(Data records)
════
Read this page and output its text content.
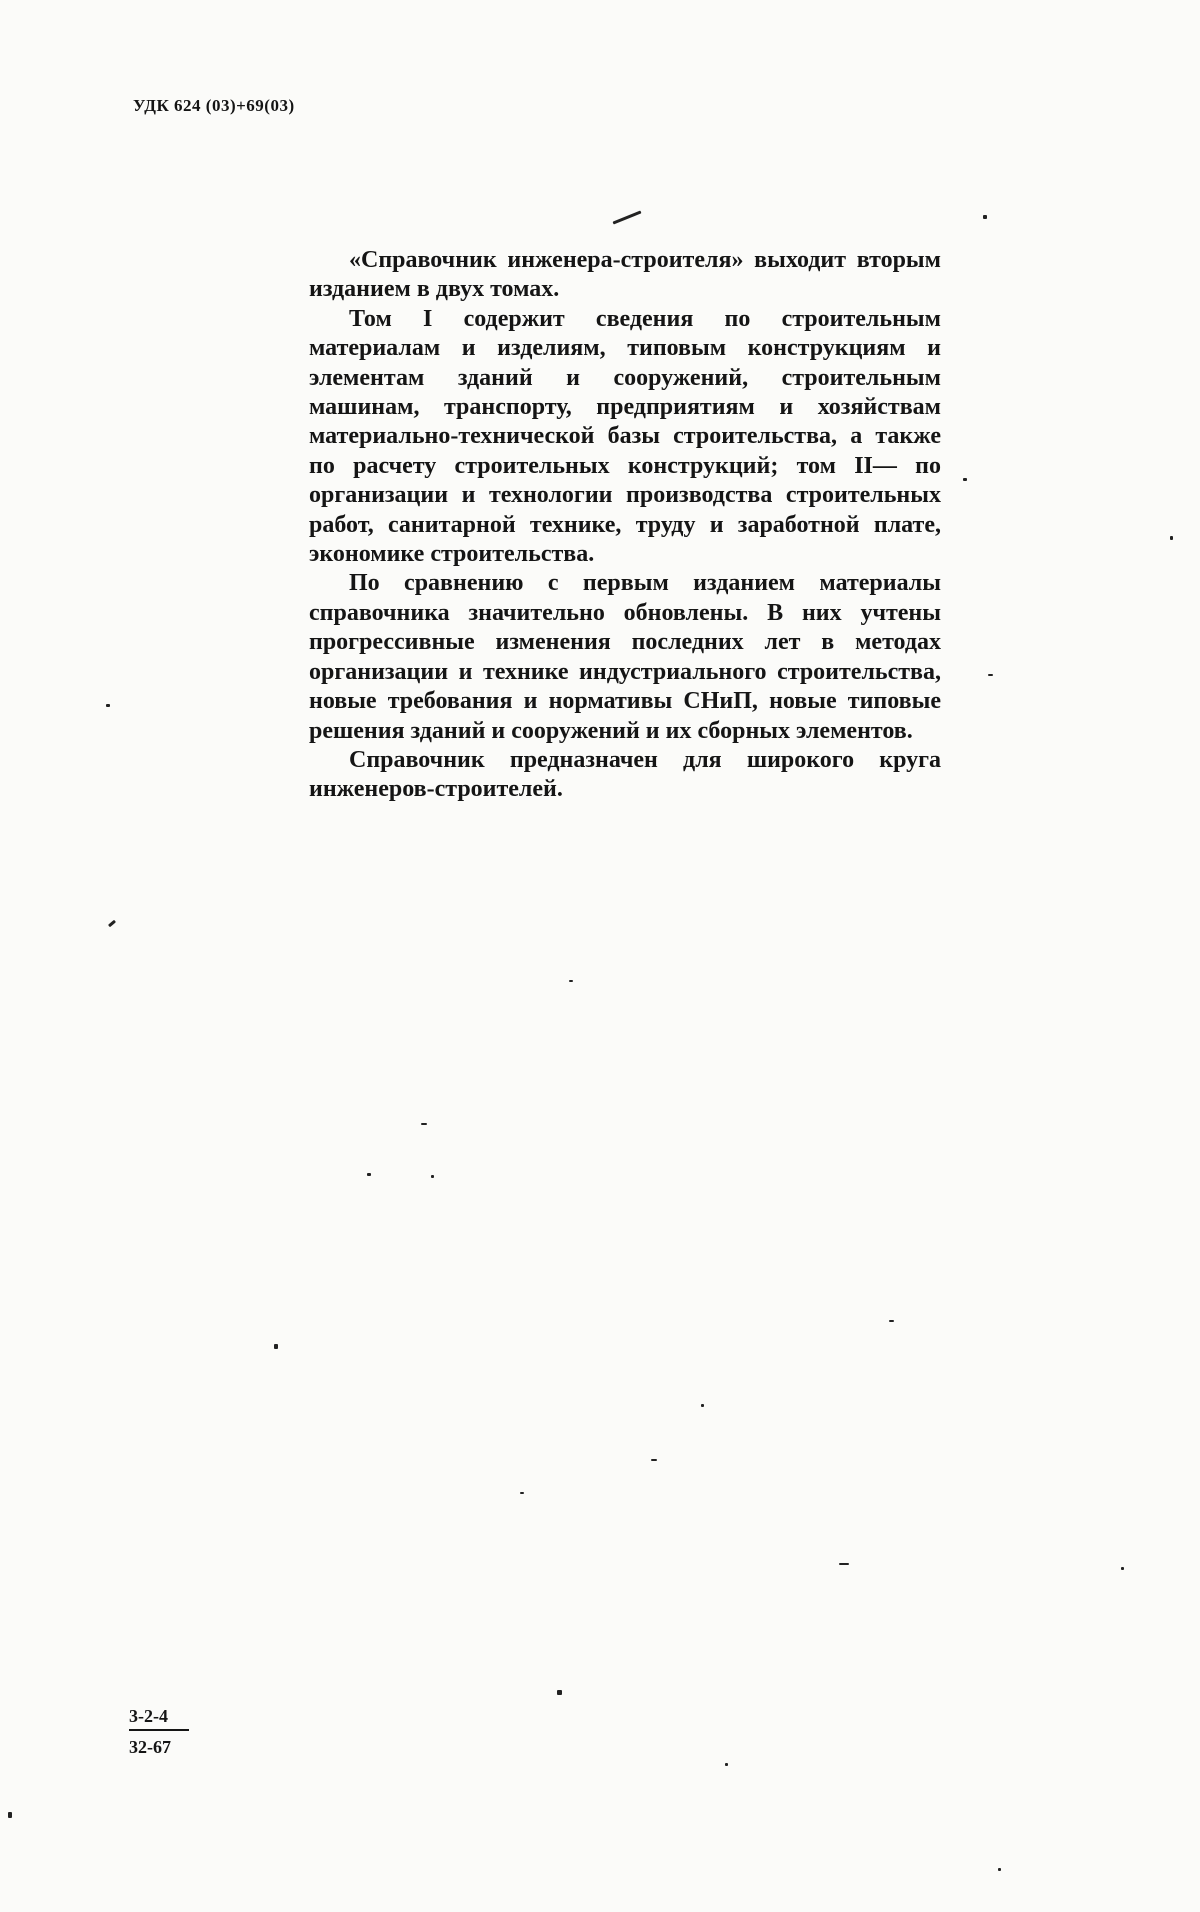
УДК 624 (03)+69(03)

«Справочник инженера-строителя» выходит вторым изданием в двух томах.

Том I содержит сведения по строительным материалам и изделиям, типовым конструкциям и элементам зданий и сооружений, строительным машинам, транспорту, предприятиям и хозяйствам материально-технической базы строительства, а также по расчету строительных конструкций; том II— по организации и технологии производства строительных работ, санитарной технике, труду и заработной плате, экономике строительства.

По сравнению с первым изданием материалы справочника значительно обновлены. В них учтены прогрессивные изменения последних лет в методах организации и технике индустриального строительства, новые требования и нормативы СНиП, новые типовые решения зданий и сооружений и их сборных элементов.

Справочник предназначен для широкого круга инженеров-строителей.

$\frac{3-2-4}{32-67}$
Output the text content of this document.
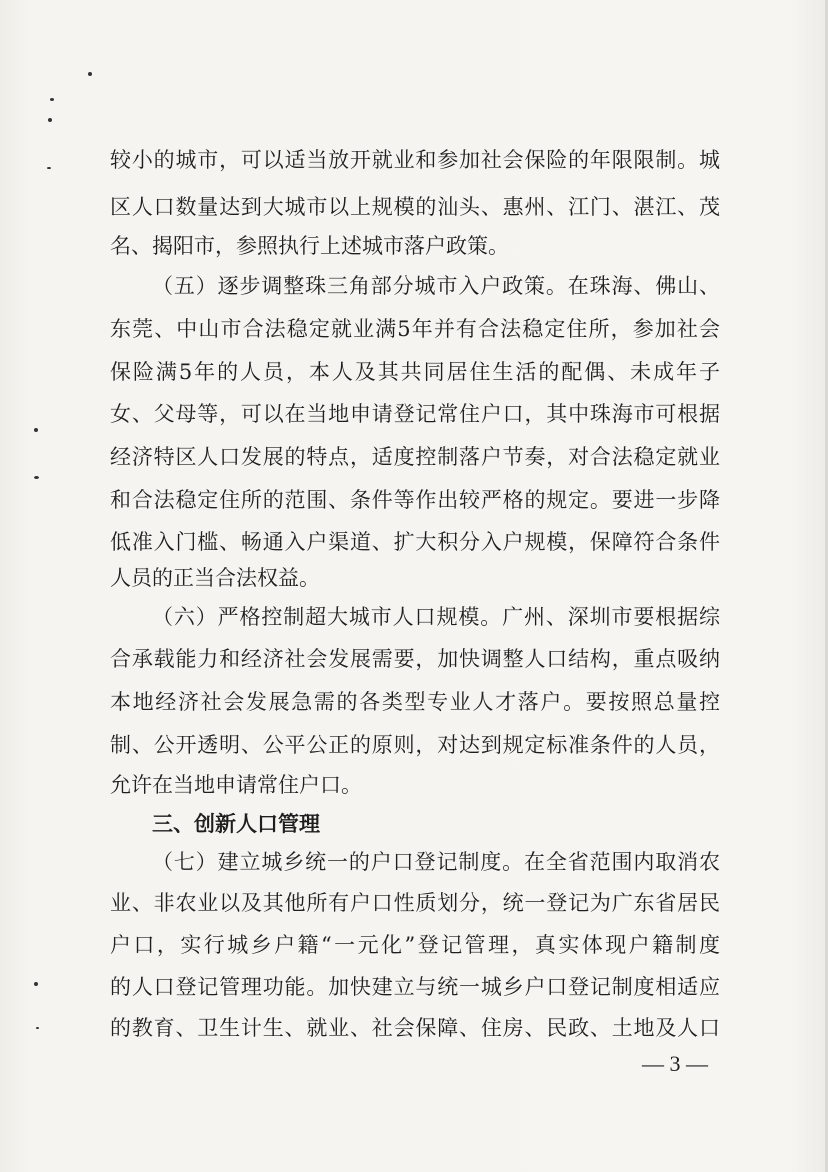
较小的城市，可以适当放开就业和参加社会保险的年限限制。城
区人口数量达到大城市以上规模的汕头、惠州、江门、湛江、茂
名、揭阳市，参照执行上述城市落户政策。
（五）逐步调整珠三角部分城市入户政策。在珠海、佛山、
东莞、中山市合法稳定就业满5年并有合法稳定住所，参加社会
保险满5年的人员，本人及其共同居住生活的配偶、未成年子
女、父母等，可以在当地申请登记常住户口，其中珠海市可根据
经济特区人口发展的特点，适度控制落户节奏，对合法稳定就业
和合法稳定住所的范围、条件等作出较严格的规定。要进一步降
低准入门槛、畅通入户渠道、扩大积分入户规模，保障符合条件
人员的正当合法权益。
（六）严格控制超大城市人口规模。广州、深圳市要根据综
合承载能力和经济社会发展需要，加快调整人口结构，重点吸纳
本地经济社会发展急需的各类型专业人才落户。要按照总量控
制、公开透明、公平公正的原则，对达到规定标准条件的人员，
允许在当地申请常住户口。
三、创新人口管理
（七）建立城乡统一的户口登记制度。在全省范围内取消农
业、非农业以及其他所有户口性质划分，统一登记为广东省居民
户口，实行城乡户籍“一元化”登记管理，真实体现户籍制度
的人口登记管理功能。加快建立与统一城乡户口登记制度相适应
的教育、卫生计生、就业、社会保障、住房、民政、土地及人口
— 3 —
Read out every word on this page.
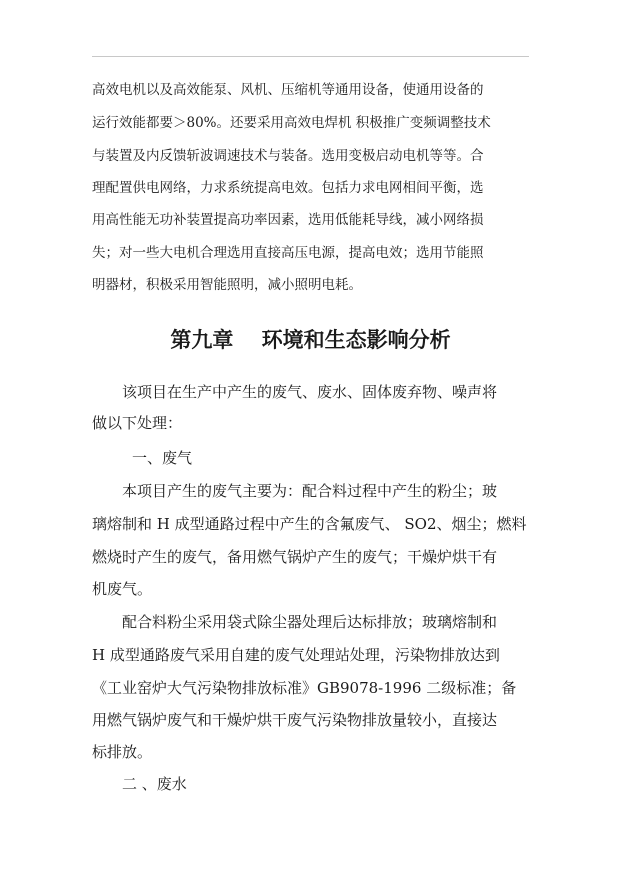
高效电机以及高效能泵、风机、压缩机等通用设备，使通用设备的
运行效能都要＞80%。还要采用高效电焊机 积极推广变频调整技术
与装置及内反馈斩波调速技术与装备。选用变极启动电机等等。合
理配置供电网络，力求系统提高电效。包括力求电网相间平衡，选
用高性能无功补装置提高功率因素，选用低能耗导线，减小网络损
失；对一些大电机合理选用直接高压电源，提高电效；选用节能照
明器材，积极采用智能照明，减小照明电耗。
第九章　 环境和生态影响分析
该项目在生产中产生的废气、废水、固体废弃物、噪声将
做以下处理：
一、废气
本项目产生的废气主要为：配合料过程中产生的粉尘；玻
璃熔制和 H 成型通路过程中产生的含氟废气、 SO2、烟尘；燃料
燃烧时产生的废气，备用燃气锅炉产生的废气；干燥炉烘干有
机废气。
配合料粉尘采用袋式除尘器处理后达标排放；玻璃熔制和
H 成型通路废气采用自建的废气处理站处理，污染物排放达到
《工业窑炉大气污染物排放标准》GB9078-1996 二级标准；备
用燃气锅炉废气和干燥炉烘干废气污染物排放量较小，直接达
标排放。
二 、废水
════
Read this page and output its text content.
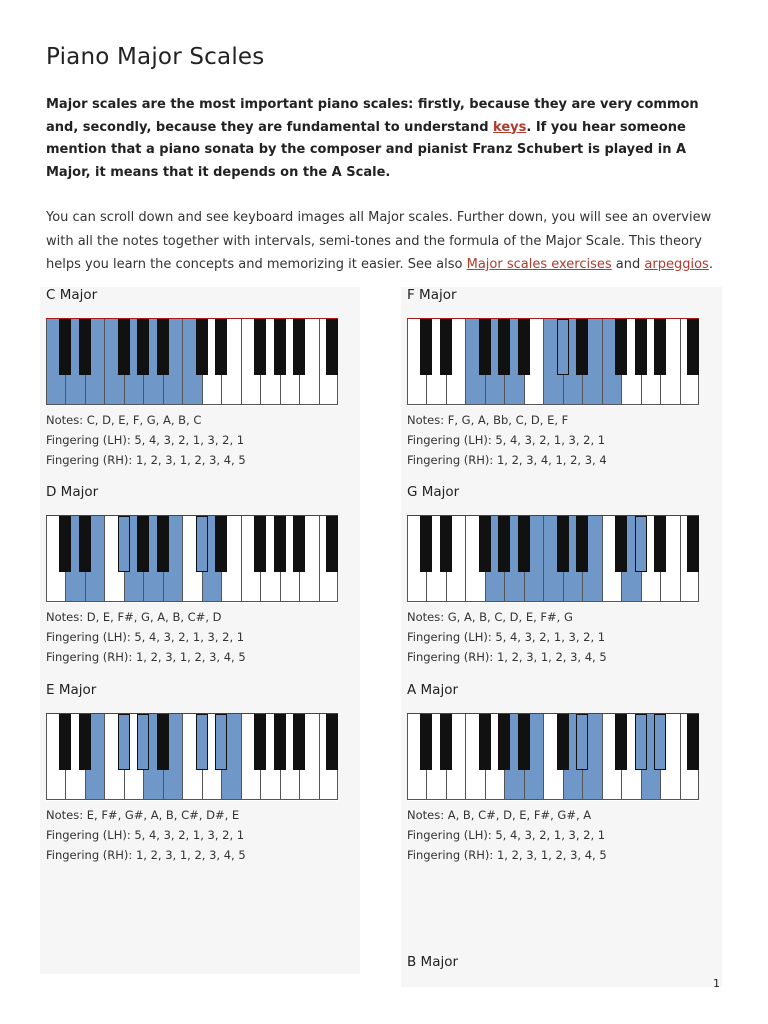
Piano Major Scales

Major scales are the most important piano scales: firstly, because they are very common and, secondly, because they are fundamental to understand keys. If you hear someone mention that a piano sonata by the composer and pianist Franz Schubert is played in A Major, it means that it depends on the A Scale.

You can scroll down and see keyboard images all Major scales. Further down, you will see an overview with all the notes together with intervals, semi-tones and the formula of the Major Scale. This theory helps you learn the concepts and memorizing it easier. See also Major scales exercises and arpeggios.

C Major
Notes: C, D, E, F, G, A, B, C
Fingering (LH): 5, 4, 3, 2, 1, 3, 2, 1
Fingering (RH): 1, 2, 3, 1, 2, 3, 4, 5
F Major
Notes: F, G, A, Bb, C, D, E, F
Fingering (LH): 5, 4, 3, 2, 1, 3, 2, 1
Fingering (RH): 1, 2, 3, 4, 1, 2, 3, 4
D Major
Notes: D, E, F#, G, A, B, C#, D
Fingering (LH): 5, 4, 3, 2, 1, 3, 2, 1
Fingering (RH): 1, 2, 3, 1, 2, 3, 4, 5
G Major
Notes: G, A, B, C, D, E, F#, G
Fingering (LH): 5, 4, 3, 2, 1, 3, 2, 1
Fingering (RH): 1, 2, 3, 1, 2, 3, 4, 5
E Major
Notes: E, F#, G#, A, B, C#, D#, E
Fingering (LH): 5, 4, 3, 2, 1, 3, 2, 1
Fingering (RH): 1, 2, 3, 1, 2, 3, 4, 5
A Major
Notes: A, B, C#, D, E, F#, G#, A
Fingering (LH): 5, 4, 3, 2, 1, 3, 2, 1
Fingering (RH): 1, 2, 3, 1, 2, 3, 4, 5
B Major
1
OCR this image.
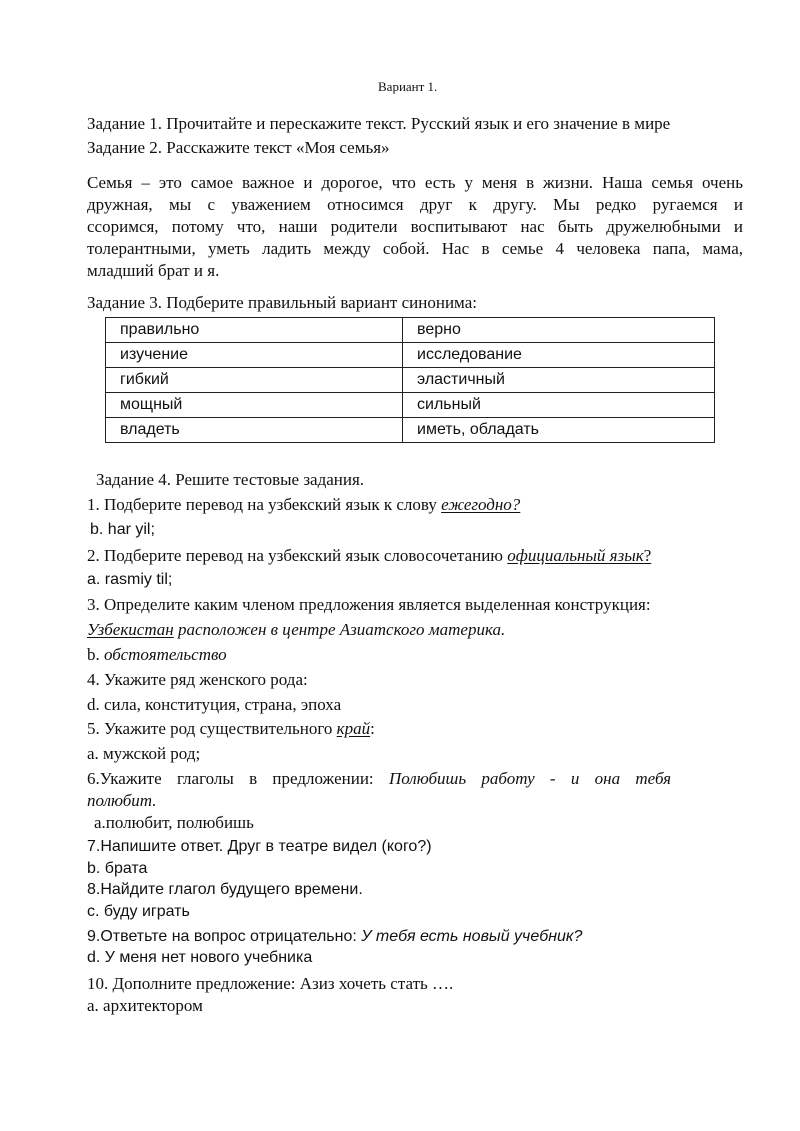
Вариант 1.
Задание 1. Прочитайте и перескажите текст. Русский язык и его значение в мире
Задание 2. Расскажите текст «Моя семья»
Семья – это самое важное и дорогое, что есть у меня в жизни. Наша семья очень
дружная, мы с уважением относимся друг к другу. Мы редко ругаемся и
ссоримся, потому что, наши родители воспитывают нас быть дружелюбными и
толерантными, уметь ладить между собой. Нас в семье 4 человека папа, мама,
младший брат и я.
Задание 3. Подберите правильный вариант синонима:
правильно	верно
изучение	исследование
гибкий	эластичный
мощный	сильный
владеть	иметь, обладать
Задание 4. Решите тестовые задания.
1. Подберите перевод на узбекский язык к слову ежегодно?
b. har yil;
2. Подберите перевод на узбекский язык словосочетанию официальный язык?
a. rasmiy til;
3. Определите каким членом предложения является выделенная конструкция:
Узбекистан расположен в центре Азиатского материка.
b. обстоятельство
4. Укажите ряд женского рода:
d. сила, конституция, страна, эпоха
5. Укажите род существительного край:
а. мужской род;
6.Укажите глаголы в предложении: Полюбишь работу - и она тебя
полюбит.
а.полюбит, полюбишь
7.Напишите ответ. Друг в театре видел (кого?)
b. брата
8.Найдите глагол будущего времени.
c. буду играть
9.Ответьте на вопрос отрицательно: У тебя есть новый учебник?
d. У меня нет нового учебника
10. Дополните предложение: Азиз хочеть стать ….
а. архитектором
════
:: TASK INSTRUCTIONS ::
Say how many lines in the entries contain the string "есть", and say nothing else.

:: ANSWER ::
2